Text provided:
= = = = = = =
Dutch-Swiss illustrator and publisher

Ted Scapa (born Eduard Schaap; 17 January 1931 – 6 December 2023) was a Dutch-born Swiss illustrator, publisher, television presenter, and artist. He directed the Bern-based art publishing house Benteli from 1962 to 1991 and hosted children's programming on Swiss German-language television. He was widely known for his humorous cartoons, which appeared in Swiss and international publications.
== Biography ==
Scapa was born in Amsterdam to Jacques Schaap, a diplomat, and Paula (née Erdtsieck). He trained at the Royal Academy of Art in The Hague. In 1962 he emigrated to Switzerland, and in the same year took over the direction of Benteli, which he developed into an art publishing house with an international scope, leading the firm until 1991. He acquired Bernese citizenship in 1973. That year he also married Meret Meyer, daughter of the publisher Hans Meyer-Benteli.
= = = = = = =
Collected data entries
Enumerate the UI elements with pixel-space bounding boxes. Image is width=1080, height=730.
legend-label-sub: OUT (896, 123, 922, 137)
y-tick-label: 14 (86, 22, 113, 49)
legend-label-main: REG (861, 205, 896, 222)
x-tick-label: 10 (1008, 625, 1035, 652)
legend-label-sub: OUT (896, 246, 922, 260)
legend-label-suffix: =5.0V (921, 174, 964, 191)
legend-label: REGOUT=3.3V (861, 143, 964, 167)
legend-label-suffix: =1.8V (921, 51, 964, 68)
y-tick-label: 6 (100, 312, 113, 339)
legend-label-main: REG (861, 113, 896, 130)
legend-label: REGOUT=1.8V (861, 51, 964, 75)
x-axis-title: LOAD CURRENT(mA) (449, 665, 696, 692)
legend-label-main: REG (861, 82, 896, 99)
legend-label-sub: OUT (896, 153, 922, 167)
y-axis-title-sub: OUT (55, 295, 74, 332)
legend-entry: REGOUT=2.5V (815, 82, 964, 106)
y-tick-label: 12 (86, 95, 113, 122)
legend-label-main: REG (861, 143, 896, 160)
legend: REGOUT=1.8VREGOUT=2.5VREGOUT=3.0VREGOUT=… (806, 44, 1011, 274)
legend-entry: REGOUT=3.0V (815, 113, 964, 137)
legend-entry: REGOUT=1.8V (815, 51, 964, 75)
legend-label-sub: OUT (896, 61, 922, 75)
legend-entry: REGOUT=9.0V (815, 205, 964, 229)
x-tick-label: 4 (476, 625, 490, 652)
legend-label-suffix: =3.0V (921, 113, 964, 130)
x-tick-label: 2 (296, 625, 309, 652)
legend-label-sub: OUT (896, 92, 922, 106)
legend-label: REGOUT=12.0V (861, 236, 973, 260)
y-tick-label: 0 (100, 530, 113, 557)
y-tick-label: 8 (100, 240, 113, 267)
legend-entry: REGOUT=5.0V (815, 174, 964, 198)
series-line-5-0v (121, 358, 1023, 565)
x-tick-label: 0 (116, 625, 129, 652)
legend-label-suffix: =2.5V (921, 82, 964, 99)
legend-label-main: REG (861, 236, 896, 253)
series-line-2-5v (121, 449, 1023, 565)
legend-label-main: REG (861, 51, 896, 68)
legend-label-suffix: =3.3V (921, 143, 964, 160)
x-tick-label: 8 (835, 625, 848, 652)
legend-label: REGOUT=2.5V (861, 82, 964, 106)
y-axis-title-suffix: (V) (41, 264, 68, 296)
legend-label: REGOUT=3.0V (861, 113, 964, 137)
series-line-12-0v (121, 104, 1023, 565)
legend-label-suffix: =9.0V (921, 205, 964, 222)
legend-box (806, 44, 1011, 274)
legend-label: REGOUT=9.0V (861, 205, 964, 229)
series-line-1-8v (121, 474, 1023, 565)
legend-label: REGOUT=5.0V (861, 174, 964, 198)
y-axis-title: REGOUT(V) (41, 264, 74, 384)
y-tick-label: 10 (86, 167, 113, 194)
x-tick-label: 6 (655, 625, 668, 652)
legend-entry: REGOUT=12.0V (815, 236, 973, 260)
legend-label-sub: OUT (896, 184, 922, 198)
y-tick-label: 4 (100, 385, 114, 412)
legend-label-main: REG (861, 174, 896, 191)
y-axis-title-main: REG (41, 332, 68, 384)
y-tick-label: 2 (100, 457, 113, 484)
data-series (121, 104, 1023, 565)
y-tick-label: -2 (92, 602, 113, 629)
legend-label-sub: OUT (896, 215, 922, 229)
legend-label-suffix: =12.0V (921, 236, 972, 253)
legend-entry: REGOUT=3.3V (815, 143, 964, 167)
= = = = = = =
What to work on:
a. Summarize the text on Ted Scapa in two sentences.
b. Write the next part of the Ted Scapa biography, picking up after its final sentence.

Results by task:
a. Ted Scapa (1931–2023) was a Dutch-born Swiss illustrator, publisher, television presenter, and artist, widely known for humorous cartoons that appeared in Swiss and international publications. Born in Amsterdam and trained at the Royal Academy of Art in The Hague, he moved to Switzerland in 1962, led the Bern-based art publisher Benteli until 1991, acquired Bernese citizenship in 1973, and married Meret Meyer that same year.

b.
From 1967, Scapa presented children's programs on Swiss German-language television, notably Spielhaus, in which he hosted the segment Zeichnen mit Scapa ("Drawing with Scapa"). He was the author of numerous comic strips and children's books, and his cartoons appeared regularly in the Swiss and international press, including Der Nebelspalter and Die Weltwoche. His humorous drawings are characterized by his keen observation of people in everyday situations. From 1992 onward, he also worked as a painter, sculptor, and designer.
== Bibliography ==
E. Billeter, Scapa, 2002.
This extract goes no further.